Extract to read:
----
NBI-75043

Clinical data
- Other names: NBI75043; NBI-1; "Compound 2a"
- Routes of administration: Oral
- Drug class: H_{1} receptor antagonist; Antihistamine; Sedative; Hypnotic
- ATC code: None;

Pharmacokinetic data
- Elimination half-life: Oral: 6.7 hours IVTooltip Intravenous injection: 9.1 hours

Identifiers
- IUPAC name N,N-dimethyl-2-[3-[(1R)-1-pyridin-2-ylethyl]-1-benzothiophen-2-yl]ethanamine;
- CAS Number: 873693-47-1;
- PubChem CID: 11580427;
- ChemSpider: 9755193;
- UNII: EJG9C09D7R;
- ChEMBL: ChEMBL564144;
- CompTox Dashboard (EPA): DTXSID10468930 ;

Chemical and physical data
- Formula: C_{19}H_{22}N_{2}S
- Molar mass: 310.46 g·mol^{−1}
- 3D model (JSmol): Interactive image;
- SMILES C[C@@H](C1=CC=CC=N1)C2=C(SC3=CC=CC=C32)CCN(C)C;
- InChI InChI=1S/C19H22N2S/c1-14(16-9-6-7-12-20-16)19-15-8-4-5-10-17(15)22-18(19)11-13-21(2)3/h4-10,12,14H,11,13H2,1-3H3/t14-/m0/s1; Key:NANQRVOKMXDMNL-AWEZNQCLSA-N;

= NBI-75043 =

NBI-75043 is a potent and highly selective histamine H_{1} receptor antagonist or antihistamine which was under development for the treatment of insomnia but was never marketed. It is taken orally. The drug has been found to enhance both slow wave sleep and REM sleep in rodents. Its elimination half-life was found to be 6.7 hours orally and 9.1 hours by intravenous injection in a clinical study. For comparison, diphenhydramine had a half-life of 12 hours and 9.3 hours by these respective routes in the same study. The chemical synthesis of NBI-75043 has been described. NBI-75043 was under development by Neurocrine Biosciences. It entered phase 1 clinical trials for insomnia in 2006 and completed a phase 1 trial the same year. No further development was reported after that and its development was eventually discontinued. Studies of NBI-75043 were published in 2009.
----
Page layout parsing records
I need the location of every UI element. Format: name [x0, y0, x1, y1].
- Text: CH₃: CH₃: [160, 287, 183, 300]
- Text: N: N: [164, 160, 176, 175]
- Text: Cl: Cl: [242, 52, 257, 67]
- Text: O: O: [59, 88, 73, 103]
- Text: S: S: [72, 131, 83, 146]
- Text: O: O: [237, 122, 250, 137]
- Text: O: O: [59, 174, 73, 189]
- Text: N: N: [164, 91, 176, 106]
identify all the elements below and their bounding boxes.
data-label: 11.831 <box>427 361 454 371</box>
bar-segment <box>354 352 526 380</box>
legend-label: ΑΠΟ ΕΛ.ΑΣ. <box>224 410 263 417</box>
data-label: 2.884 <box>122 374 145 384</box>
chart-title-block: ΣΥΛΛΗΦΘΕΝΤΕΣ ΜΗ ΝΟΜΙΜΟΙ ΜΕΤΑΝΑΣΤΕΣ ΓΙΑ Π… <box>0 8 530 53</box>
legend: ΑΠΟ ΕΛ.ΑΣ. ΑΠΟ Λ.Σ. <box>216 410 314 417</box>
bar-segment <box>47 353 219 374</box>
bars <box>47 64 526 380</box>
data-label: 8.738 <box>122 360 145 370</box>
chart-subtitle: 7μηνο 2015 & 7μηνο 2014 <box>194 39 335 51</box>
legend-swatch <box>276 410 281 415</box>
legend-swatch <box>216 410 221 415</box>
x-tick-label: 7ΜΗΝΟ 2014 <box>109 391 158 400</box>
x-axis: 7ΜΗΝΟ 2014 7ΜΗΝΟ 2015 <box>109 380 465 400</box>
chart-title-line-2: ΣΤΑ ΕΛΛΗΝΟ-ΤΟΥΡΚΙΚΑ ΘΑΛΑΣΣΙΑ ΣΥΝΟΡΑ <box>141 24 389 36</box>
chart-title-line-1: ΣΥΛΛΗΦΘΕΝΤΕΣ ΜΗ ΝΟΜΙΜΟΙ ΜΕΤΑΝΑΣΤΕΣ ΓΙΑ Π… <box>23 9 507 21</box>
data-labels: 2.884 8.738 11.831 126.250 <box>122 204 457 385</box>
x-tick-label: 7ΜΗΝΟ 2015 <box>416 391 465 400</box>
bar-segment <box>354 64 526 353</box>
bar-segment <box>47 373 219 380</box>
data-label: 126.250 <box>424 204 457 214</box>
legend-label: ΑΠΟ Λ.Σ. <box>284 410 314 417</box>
----
Complete the following:
(a) Reproduce everything in the article on NBI-75043 from "NBI-75043 is a" down to "published in 2009.".
(b) According to the article on NBI-75043, why does it give the half-life of diphenhydramine?
The records have nothing to do with the work on the article about NBI-75043.

Answers for each item:
(a)
NBI-75043 is a potent and highly selective histamine H_{1} receptor antagonist or antihistamine which was under development for the treatment of insomnia but was never marketed. It is taken orally. The drug has been found to enhance both slow wave sleep and REM sleep in rodents. Its elimination half-life was found to be 6.7 hours orally and 9.1 hours by intravenous injection in a clinical study. For comparison, diphenhydramine had a half-life of 12 hours and 9.3 hours by these respective routes in the same study. The chemical synthesis of NBI-75043 has been described. NBI-75043 was under development by Neurocrine Biosciences. It entered phase 1 clinical trials for insomnia in 2006 and completed a phase 1 trial the same year. No further development was reported after that and its development was eventually discontinued. Studies of NBI-75043 were published in 2009.

(b) It gives diphenhydramine's half-life for comparison with that of NBI-75043. In the same clinical study, diphenhydramine's half-life was 12 hours orally and 9.3 hours by intravenous injection. NBI-75043's was 6.7 hours orally and 9.1 hours by intravenous injection.